• WHAT YOU SHOULD DO
Leaving out the pictures, please retype each record exactly.

[Start]

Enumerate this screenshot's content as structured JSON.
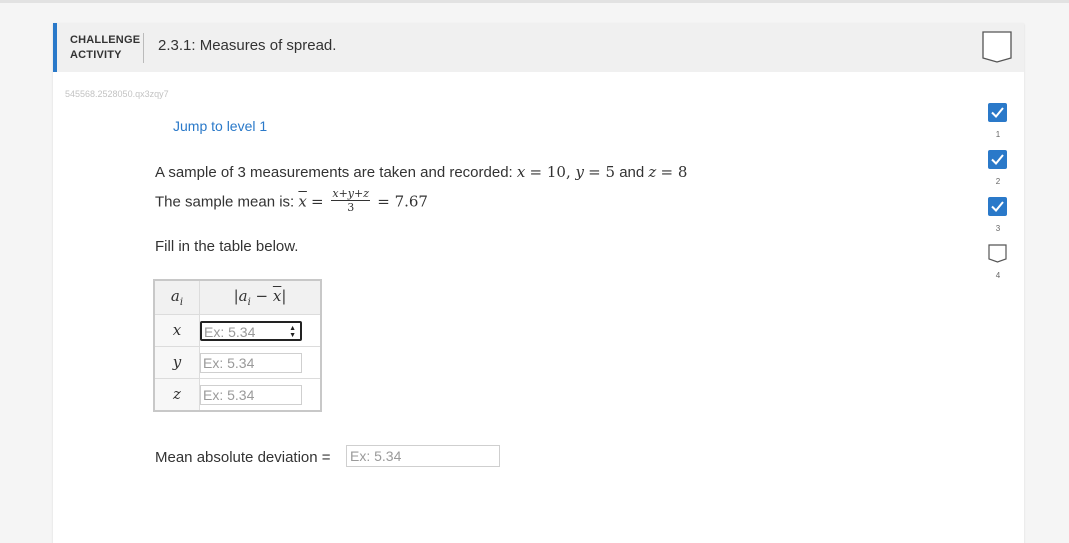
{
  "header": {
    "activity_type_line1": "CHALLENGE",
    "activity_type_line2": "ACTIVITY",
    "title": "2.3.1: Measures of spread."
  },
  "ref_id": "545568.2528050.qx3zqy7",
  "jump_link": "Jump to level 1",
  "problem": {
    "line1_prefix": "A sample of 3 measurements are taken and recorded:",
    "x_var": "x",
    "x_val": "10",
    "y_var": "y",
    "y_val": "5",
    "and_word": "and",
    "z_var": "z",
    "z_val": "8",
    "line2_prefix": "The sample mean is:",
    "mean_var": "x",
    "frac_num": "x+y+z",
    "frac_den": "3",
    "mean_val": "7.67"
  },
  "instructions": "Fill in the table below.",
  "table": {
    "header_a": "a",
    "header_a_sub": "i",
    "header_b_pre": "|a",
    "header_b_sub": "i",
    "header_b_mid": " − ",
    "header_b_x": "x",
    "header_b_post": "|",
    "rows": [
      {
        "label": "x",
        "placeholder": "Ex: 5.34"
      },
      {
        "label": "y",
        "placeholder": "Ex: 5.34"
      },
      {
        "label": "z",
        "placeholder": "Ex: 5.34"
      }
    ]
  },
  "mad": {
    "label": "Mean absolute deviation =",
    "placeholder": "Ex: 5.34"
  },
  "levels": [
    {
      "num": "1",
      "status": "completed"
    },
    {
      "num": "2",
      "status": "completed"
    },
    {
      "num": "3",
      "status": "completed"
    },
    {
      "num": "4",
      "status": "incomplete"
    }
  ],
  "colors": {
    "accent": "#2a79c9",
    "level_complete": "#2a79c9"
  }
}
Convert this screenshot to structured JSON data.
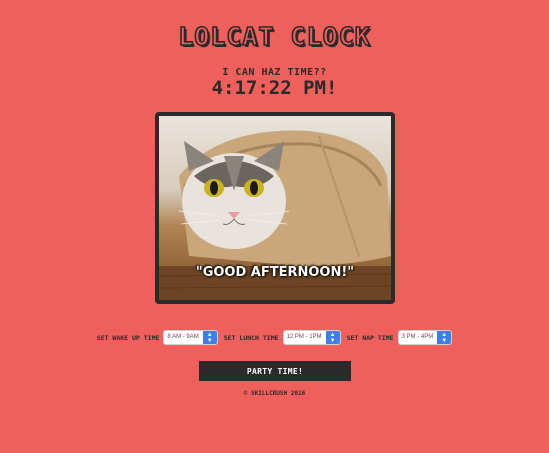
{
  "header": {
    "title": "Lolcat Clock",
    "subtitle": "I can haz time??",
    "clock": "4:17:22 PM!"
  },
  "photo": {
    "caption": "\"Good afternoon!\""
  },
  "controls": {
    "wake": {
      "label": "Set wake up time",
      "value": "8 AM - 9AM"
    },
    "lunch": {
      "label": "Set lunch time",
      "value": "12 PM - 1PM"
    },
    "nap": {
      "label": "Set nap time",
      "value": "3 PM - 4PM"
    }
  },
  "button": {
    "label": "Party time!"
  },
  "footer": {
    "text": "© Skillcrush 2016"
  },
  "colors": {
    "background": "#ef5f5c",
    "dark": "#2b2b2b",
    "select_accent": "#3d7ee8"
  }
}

[End]

• RESULT
Enumerate this screenshot's content as structured JSON.
{
  "header": {
    "activity_type_line1": "CHALLENGE",
    "activity_type_line2": "ACTIVITY",
    "title": "2.3.1: Measures of spread."
  },
  "ref_id": "545568.2528050.qx3zqy7",
  "jump_link": "Jump to level 1",
  "problem": {
    "line1_prefix": "A sample of 3 measurements are taken and recorded:",
    "x_var": "x",
    "x_val": "10",
    "y_var": "y",
    "y_val": "5",
    "and_word": "and",
    "z_var": "z",
    "z_val": "8",
    "line2_prefix": "The sample mean is:",
    "mean_var": "x",
    "frac_num": "x+y+z",
    "frac_den": "3",
    "mean_val": "7.67"
  },
  "instructions": "Fill in the table below.",
  "table": {
    "header_a": "a",
    "header_a_sub": "i",
    "header_b_pre": "|a",
    "header_b_sub": "i",
    "header_b_mid": " − ",
    "header_b_x": "x",
    "header_b_post": "|",
    "rows": [
      {
        "label": "x",
        "placeholder": "Ex: 5.34"
      },
      {
        "label": "y",
        "placeholder": "Ex: 5.34"
      },
      {
        "label": "z",
        "placeholder": "Ex: 5.34"
      }
    ]
  },
  "mad": {
    "label": "Mean absolute deviation =",
    "placeholder": "Ex: 5.34"
  },
  "levels": [
    {
      "num": "1",
      "status": "completed"
    },
    {
      "num": "2",
      "status": "completed"
    },
    {
      "num": "3",
      "status": "completed"
    },
    {
      "num": "4",
      "status": "incomplete"
    }
  ],
  "colors": {
    "accent": "#2a79c9",
    "level_complete": "#2a79c9"
  }
}
Convert this screenshot to structured JSON data.
{
  "header": {
    "title": "Lolcat Clock",
    "subtitle": "I can haz time??",
    "clock": "4:17:22 PM!"
  },
  "photo": {
    "caption": "\"Good afternoon!\""
  },
  "controls": {
    "wake": {
      "label": "Set wake up time",
      "value": "8 AM - 9AM"
    },
    "lunch": {
      "label": "Set lunch time",
      "value": "12 PM - 1PM"
    },
    "nap": {
      "label": "Set nap time",
      "value": "3 PM - 4PM"
    }
  },
  "button": {
    "label": "Party time!"
  },
  "footer": {
    "text": "© Skillcrush 2016"
  },
  "colors": {
    "background": "#ef5f5c",
    "dark": "#2b2b2b",
    "select_accent": "#3d7ee8"
  }
}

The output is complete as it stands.